▶ WRITTEN INSTRUCTION:
Write out every record in full, exactly as written, please.

* start SOURCE DATA *

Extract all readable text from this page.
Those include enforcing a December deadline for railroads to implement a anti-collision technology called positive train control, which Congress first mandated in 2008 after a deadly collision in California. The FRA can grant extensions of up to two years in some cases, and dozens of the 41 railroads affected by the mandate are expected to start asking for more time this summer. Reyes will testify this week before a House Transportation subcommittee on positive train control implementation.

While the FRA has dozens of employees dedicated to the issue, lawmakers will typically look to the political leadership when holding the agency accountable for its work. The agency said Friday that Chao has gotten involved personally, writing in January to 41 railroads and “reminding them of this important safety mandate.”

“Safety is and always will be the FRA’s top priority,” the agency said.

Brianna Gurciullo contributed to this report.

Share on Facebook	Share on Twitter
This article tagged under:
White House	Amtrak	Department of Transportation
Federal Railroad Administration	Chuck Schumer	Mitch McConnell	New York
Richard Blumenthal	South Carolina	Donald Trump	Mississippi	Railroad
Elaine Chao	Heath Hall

* end SOURCE DATA *

▶ TASK ANSWER:
Extract all readable text from this page.
Those include enforcing a December deadline for railroads to implement a anti-collision technology called positive train control, which Congress first mandated in 2008 after a deadly collision in California. The FRA can grant extensions of up to two years in some cases, and dozens of the 41 railroads affected by the mandate are expected to start asking for more time this summer. Reyes will testify this week before a House Transportation subcommittee on positive train control implementation.

While the FRA has dozens of employees dedicated to the issue, lawmakers will typically look to the political leadership when holding the agency accountable for its work. The agency said Friday that Chao has gotten involved personally, writing in January to 41 railroads and “reminding them of this important safety mandate.”

“Safety is and always will be the FRA’s top priority,” the agency said.

Brianna Gurciullo contributed to this report.

Share on Facebook	Share on Twitter
This article tagged under:
White House	Amtrak	Department of Transportation
Federal Railroad Administration	Chuck Schumer	Mitch McConnell	New York
Richard Blumenthal	South Carolina	Donald Trump	Mississippi	Railroad
Elaine Chao	Heath Hall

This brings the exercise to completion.